→ Stated goal: Reproduce each record below exactly as written.

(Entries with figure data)
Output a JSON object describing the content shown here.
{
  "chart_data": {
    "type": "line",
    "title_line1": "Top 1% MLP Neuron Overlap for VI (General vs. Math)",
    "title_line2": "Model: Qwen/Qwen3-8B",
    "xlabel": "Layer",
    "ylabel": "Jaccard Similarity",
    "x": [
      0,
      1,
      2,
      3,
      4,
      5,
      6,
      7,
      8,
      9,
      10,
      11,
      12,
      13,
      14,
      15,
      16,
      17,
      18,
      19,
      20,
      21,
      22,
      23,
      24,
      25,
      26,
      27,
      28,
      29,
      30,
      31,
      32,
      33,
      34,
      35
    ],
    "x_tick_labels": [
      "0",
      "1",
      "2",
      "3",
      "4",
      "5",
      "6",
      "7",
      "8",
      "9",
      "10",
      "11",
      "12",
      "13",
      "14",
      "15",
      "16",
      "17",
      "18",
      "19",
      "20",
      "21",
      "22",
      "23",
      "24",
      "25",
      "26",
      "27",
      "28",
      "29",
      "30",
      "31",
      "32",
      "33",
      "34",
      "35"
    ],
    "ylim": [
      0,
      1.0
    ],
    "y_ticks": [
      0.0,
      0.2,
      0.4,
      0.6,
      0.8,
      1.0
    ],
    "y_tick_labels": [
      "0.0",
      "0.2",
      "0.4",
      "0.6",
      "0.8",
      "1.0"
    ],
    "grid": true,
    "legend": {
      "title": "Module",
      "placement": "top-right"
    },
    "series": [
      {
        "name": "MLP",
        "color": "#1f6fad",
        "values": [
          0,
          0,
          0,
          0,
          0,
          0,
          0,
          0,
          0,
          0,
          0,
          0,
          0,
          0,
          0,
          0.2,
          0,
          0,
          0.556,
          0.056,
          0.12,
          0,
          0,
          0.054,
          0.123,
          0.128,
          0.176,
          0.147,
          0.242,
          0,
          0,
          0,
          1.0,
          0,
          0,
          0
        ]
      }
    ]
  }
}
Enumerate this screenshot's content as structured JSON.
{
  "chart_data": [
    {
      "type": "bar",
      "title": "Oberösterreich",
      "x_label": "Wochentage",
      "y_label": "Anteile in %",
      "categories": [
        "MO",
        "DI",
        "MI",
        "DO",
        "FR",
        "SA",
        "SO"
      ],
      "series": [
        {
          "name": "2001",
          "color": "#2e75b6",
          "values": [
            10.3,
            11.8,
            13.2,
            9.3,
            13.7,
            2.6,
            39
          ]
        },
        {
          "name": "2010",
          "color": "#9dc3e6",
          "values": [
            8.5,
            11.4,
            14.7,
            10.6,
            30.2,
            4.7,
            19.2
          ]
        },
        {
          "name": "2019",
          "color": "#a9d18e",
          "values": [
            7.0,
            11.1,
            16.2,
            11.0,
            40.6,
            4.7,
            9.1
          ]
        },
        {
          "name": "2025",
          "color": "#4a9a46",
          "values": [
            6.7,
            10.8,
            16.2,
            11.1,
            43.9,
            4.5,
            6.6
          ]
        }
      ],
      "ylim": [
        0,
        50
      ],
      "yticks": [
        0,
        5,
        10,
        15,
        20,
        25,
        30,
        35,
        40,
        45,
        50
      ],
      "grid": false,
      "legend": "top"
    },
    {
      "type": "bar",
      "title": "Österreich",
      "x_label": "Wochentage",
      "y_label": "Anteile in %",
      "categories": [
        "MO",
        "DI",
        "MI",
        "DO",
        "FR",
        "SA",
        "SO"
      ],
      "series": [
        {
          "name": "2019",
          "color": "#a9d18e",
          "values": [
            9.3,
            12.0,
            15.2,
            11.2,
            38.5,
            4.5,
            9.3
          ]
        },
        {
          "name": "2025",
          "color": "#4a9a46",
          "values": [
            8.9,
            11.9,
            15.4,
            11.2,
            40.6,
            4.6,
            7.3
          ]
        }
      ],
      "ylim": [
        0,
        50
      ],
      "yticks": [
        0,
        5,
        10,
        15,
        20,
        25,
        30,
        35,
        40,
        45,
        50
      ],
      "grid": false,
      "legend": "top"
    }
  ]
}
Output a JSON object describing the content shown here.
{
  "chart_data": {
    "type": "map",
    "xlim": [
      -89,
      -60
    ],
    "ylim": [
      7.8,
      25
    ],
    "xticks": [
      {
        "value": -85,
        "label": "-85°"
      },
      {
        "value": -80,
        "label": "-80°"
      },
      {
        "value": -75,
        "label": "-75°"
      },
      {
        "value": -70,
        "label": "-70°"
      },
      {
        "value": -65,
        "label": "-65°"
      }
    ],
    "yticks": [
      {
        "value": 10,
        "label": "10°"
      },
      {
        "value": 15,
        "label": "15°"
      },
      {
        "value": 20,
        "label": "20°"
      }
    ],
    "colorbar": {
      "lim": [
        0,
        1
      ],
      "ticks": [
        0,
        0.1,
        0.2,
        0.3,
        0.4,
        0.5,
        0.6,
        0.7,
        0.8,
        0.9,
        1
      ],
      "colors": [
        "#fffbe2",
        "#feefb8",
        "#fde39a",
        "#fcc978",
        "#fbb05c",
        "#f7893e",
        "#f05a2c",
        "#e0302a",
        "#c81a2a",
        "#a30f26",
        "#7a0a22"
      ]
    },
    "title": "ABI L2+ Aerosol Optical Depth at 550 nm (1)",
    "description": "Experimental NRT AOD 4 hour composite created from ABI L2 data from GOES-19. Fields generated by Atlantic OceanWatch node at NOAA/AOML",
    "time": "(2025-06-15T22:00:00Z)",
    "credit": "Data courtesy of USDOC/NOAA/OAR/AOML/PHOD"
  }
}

→ Final answer:
Output a JSON object describing the content shown here.
{
  "chart_data": {
    "type": "line",
    "title_line1": "Top 1% MLP Neuron Overlap for VI (General vs. Math)",
    "title_line2": "Model: Qwen/Qwen3-8B",
    "xlabel": "Layer",
    "ylabel": "Jaccard Similarity",
    "x": [
      0,
      1,
      2,
      3,
      4,
      5,
      6,
      7,
      8,
      9,
      10,
      11,
      12,
      13,
      14,
      15,
      16,
      17,
      18,
      19,
      20,
      21,
      22,
      23,
      24,
      25,
      26,
      27,
      28,
      29,
      30,
      31,
      32,
      33,
      34,
      35
    ],
    "x_tick_labels": [
      "0",
      "1",
      "2",
      "3",
      "4",
      "5",
      "6",
      "7",
      "8",
      "9",
      "10",
      "11",
      "12",
      "13",
      "14",
      "15",
      "16",
      "17",
      "18",
      "19",
      "20",
      "21",
      "22",
      "23",
      "24",
      "25",
      "26",
      "27",
      "28",
      "29",
      "30",
      "31",
      "32",
      "33",
      "34",
      "35"
    ],
    "ylim": [
      0,
      1.0
    ],
    "y_ticks": [
      0.0,
      0.2,
      0.4,
      0.6,
      0.8,
      1.0
    ],
    "y_tick_labels": [
      "0.0",
      "0.2",
      "0.4",
      "0.6",
      "0.8",
      "1.0"
    ],
    "grid": true,
    "legend": {
      "title": "Module",
      "placement": "top-right"
    },
    "series": [
      {
        "name": "MLP",
        "color": "#1f6fad",
        "values": [
          0,
          0,
          0,
          0,
          0,
          0,
          0,
          0,
          0,
          0,
          0,
          0,
          0,
          0,
          0,
          0.2,
          0,
          0,
          0.556,
          0.056,
          0.12,
          0,
          0,
          0.054,
          0.123,
          0.128,
          0.176,
          0.147,
          0.242,
          0,
          0,
          0,
          1.0,
          0,
          0,
          0
        ]
      }
    ]
  }
}
Enumerate this screenshot's content as structured JSON.
{
  "chart_data": [
    {
      "type": "bar",
      "title": "Oberösterreich",
      "x_label": "Wochentage",
      "y_label": "Anteile in %",
      "categories": [
        "MO",
        "DI",
        "MI",
        "DO",
        "FR",
        "SA",
        "SO"
      ],
      "series": [
        {
          "name": "2001",
          "color": "#2e75b6",
          "values": [
            10.3,
            11.8,
            13.2,
            9.3,
            13.7,
            2.6,
            39
          ]
        },
        {
          "name": "2010",
          "color": "#9dc3e6",
          "values": [
            8.5,
            11.4,
            14.7,
            10.6,
            30.2,
            4.7,
            19.2
          ]
        },
        {
          "name": "2019",
          "color": "#a9d18e",
          "values": [
            7.0,
            11.1,
            16.2,
            11.0,
            40.6,
            4.7,
            9.1
          ]
        },
        {
          "name": "2025",
          "color": "#4a9a46",
          "values": [
            6.7,
            10.8,
            16.2,
            11.1,
            43.9,
            4.5,
            6.6
          ]
        }
      ],
      "ylim": [
        0,
        50
      ],
      "yticks": [
        0,
        5,
        10,
        15,
        20,
        25,
        30,
        35,
        40,
        45,
        50
      ],
      "grid": false,
      "legend": "top"
    },
    {
      "type": "bar",
      "title": "Österreich",
      "x_label": "Wochentage",
      "y_label": "Anteile in %",
      "categories": [
        "MO",
        "DI",
        "MI",
        "DO",
        "FR",
        "SA",
        "SO"
      ],
      "series": [
        {
          "name": "2019",
          "color": "#a9d18e",
          "values": [
            9.3,
            12.0,
            15.2,
            11.2,
            38.5,
            4.5,
            9.3
          ]
        },
        {
          "name": "2025",
          "color": "#4a9a46",
          "values": [
            8.9,
            11.9,
            15.4,
            11.2,
            40.6,
            4.6,
            7.3
          ]
        }
      ],
      "ylim": [
        0,
        50
      ],
      "yticks": [
        0,
        5,
        10,
        15,
        20,
        25,
        30,
        35,
        40,
        45,
        50
      ],
      "grid": false,
      "legend": "top"
    }
  ]
}
Output a JSON object describing the content shown here.
{
  "chart_data": {
    "type": "map",
    "xlim": [
      -89,
      -60
    ],
    "ylim": [
      7.8,
      25
    ],
    "xticks": [
      {
        "value": -85,
        "label": "-85°"
      },
      {
        "value": -80,
        "label": "-80°"
      },
      {
        "value": -75,
        "label": "-75°"
      },
      {
        "value": -70,
        "label": "-70°"
      },
      {
        "value": -65,
        "label": "-65°"
      }
    ],
    "yticks": [
      {
        "value": 10,
        "label": "10°"
      },
      {
        "value": 15,
        "label": "15°"
      },
      {
        "value": 20,
        "label": "20°"
      }
    ],
    "colorbar": {
      "lim": [
        0,
        1
      ],
      "ticks": [
        0,
        0.1,
        0.2,
        0.3,
        0.4,
        0.5,
        0.6,
        0.7,
        0.8,
        0.9,
        1
      ],
      "colors": [
        "#fffbe2",
        "#feefb8",
        "#fde39a",
        "#fcc978",
        "#fbb05c",
        "#f7893e",
        "#f05a2c",
        "#e0302a",
        "#c81a2a",
        "#a30f26",
        "#7a0a22"
      ]
    },
    "title": "ABI L2+ Aerosol Optical Depth at 550 nm (1)",
    "description": "Experimental NRT AOD 4 hour composite created from ABI L2 data from GOES-19. Fields generated by Atlantic OceanWatch node at NOAA/AOML",
    "time": "(2025-06-15T22:00:00Z)",
    "credit": "Data courtesy of USDOC/NOAA/OAR/AOML/PHOD"
  }
}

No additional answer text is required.